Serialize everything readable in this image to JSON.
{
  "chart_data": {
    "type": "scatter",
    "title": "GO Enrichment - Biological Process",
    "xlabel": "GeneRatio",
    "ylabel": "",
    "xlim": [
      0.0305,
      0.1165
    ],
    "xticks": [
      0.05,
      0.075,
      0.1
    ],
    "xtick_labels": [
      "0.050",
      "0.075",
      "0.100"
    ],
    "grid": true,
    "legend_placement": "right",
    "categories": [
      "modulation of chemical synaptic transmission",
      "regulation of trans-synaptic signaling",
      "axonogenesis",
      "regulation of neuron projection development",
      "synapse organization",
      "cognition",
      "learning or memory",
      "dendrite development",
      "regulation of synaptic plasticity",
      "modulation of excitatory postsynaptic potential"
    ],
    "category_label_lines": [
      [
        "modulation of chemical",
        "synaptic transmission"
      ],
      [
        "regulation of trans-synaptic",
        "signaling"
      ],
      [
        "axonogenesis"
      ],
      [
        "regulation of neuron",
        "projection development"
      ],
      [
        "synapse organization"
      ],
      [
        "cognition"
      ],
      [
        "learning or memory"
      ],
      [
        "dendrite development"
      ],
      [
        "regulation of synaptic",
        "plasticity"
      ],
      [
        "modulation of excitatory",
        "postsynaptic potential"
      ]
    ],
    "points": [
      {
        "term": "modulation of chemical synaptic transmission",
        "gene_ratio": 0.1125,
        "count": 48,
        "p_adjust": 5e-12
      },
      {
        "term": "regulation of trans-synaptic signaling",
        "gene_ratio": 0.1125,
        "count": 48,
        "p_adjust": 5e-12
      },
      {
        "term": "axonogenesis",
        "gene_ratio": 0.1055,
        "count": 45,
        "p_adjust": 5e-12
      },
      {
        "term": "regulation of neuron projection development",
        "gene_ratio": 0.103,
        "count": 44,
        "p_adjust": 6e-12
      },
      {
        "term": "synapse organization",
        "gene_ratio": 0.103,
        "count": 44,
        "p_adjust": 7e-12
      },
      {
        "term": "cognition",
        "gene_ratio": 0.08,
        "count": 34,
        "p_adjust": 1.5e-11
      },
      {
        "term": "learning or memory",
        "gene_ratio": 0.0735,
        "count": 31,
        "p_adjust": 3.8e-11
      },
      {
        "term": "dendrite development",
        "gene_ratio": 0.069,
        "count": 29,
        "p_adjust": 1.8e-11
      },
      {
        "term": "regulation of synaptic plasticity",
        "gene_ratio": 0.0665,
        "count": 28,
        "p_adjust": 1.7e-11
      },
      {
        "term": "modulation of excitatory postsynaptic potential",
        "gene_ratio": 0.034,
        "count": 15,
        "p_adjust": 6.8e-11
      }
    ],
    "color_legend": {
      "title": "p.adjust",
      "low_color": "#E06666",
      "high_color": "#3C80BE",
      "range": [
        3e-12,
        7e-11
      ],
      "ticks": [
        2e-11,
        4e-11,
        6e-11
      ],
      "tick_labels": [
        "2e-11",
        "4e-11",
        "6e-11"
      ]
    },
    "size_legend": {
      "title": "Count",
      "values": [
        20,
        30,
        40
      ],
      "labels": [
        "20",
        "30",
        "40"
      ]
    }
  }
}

◆ ◆ ◆ ◆

### What is expected
Every line of the data above belongs in the answer, unchanged.

### Final answer
Serialize everything readable in this image to JSON.
{
  "chart_data": {
    "type": "scatter",
    "title": "GO Enrichment - Biological Process",
    "xlabel": "GeneRatio",
    "ylabel": "",
    "xlim": [
      0.0305,
      0.1165
    ],
    "xticks": [
      0.05,
      0.075,
      0.1
    ],
    "xtick_labels": [
      "0.050",
      "0.075",
      "0.100"
    ],
    "grid": true,
    "legend_placement": "right",
    "categories": [
      "modulation of chemical synaptic transmission",
      "regulation of trans-synaptic signaling",
      "axonogenesis",
      "regulation of neuron projection development",
      "synapse organization",
      "cognition",
      "learning or memory",
      "dendrite development",
      "regulation of synaptic plasticity",
      "modulation of excitatory postsynaptic potential"
    ],
    "category_label_lines": [
      [
        "modulation of chemical",
        "synaptic transmission"
      ],
      [
        "regulation of trans-synaptic",
        "signaling"
      ],
      [
        "axonogenesis"
      ],
      [
        "regulation of neuron",
        "projection development"
      ],
      [
        "synapse organization"
      ],
      [
        "cognition"
      ],
      [
        "learning or memory"
      ],
      [
        "dendrite development"
      ],
      [
        "regulation of synaptic",
        "plasticity"
      ],
      [
        "modulation of excitatory",
        "postsynaptic potential"
      ]
    ],
    "points": [
      {
        "term": "modulation of chemical synaptic transmission",
        "gene_ratio": 0.1125,
        "count": 48,
        "p_adjust": 5e-12
      },
      {
        "term": "regulation of trans-synaptic signaling",
        "gene_ratio": 0.1125,
        "count": 48,
        "p_adjust": 5e-12
      },
      {
        "term": "axonogenesis",
        "gene_ratio": 0.1055,
        "count": 45,
        "p_adjust": 5e-12
      },
      {
        "term": "regulation of neuron projection development",
        "gene_ratio": 0.103,
        "count": 44,
        "p_adjust": 6e-12
      },
      {
        "term": "synapse organization",
        "gene_ratio": 0.103,
        "count": 44,
        "p_adjust": 7e-12
      },
      {
        "term": "cognition",
        "gene_ratio": 0.08,
        "count": 34,
        "p_adjust": 1.5e-11
      },
      {
        "term": "learning or memory",
        "gene_ratio": 0.0735,
        "count": 31,
        "p_adjust": 3.8e-11
      },
      {
        "term": "dendrite development",
        "gene_ratio": 0.069,
        "count": 29,
        "p_adjust": 1.8e-11
      },
      {
        "term": "regulation of synaptic plasticity",
        "gene_ratio": 0.0665,
        "count": 28,
        "p_adjust": 1.7e-11
      },
      {
        "term": "modulation of excitatory postsynaptic potential",
        "gene_ratio": 0.034,
        "count": 15,
        "p_adjust": 6.8e-11
      }
    ],
    "color_legend": {
      "title": "p.adjust",
      "low_color": "#E06666",
      "high_color": "#3C80BE",
      "range": [
        3e-12,
        7e-11
      ],
      "ticks": [
        2e-11,
        4e-11,
        6e-11
      ],
      "tick_labels": [
        "2e-11",
        "4e-11",
        "6e-11"
      ]
    },
    "size_legend": {
      "title": "Count",
      "values": [
        20,
        30,
        40
      ],
      "labels": [
        "20",
        "30",
        "40"
      ]
    }
  }
}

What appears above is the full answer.